■ Data shown ■
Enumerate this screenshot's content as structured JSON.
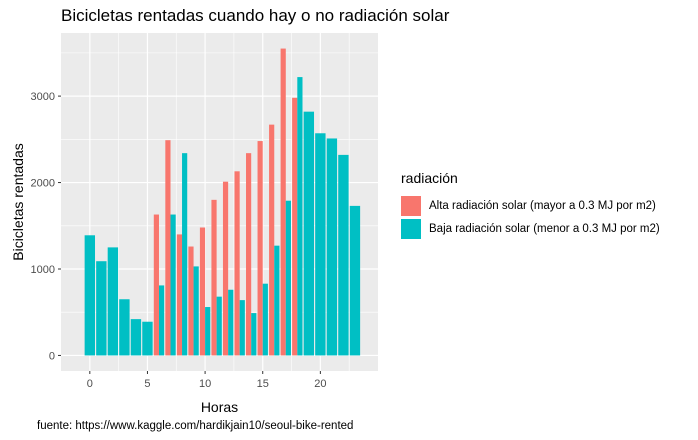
{
  "chart_data": {
    "type": "bar",
    "title": "Bicicletas rentadas cuando hay o no radiación solar",
    "xlabel": "Horas",
    "ylabel": "Bicicletas rentadas",
    "caption": "fuente: https://www.kaggle.com/hardikjain10/seoul-bike-rented",
    "xlim": [
      -2.5,
      25
    ],
    "ylim": [
      -180,
      3730
    ],
    "x_ticks": [
      0,
      5,
      10,
      15,
      20
    ],
    "y_ticks": [
      0,
      1000,
      2000,
      3000
    ],
    "grid": true,
    "legend": {
      "title": "radiación",
      "placement": "right"
    },
    "series": [
      {
        "name": "Alta radiación solar (mayor a 0.3 MJ por m2)",
        "color": "#F8766D",
        "points": [
          {
            "x": 6,
            "y": 1630
          },
          {
            "x": 7,
            "y": 2490
          },
          {
            "x": 8,
            "y": 1400
          },
          {
            "x": 9,
            "y": 1260
          },
          {
            "x": 10,
            "y": 1480
          },
          {
            "x": 11,
            "y": 1800
          },
          {
            "x": 12,
            "y": 2010
          },
          {
            "x": 13,
            "y": 2130
          },
          {
            "x": 14,
            "y": 2340
          },
          {
            "x": 15,
            "y": 2480
          },
          {
            "x": 16,
            "y": 2670
          },
          {
            "x": 17,
            "y": 3550
          },
          {
            "x": 18,
            "y": 2980
          }
        ]
      },
      {
        "name": "Baja radiación solar (menor a 0.3 MJ por m2)",
        "color": "#00BFC4",
        "points": [
          {
            "x": 0,
            "y": 1390
          },
          {
            "x": 1,
            "y": 1090
          },
          {
            "x": 2,
            "y": 1250
          },
          {
            "x": 3,
            "y": 650
          },
          {
            "x": 4,
            "y": 420
          },
          {
            "x": 5,
            "y": 390
          },
          {
            "x": 6,
            "y": 810
          },
          {
            "x": 7,
            "y": 1630
          },
          {
            "x": 8,
            "y": 2340
          },
          {
            "x": 9,
            "y": 1030
          },
          {
            "x": 10,
            "y": 560
          },
          {
            "x": 11,
            "y": 680
          },
          {
            "x": 12,
            "y": 760
          },
          {
            "x": 13,
            "y": 640
          },
          {
            "x": 14,
            "y": 490
          },
          {
            "x": 15,
            "y": 830
          },
          {
            "x": 16,
            "y": 1270
          },
          {
            "x": 17,
            "y": 1790
          },
          {
            "x": 18,
            "y": 3220
          },
          {
            "x": 19,
            "y": 2820
          },
          {
            "x": 20,
            "y": 2570
          },
          {
            "x": 21,
            "y": 2510
          },
          {
            "x": 22,
            "y": 2320
          },
          {
            "x": 23,
            "y": 1730
          }
        ]
      }
    ]
  }
}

■ What the exercise asks ■
Return each line in the records that holds the string "rentadas".

■ Correct result ■
    "title": "Bicicletas rentadas cuando hay o no radiación solar",
    "ylabel": "Bicicletas rentadas",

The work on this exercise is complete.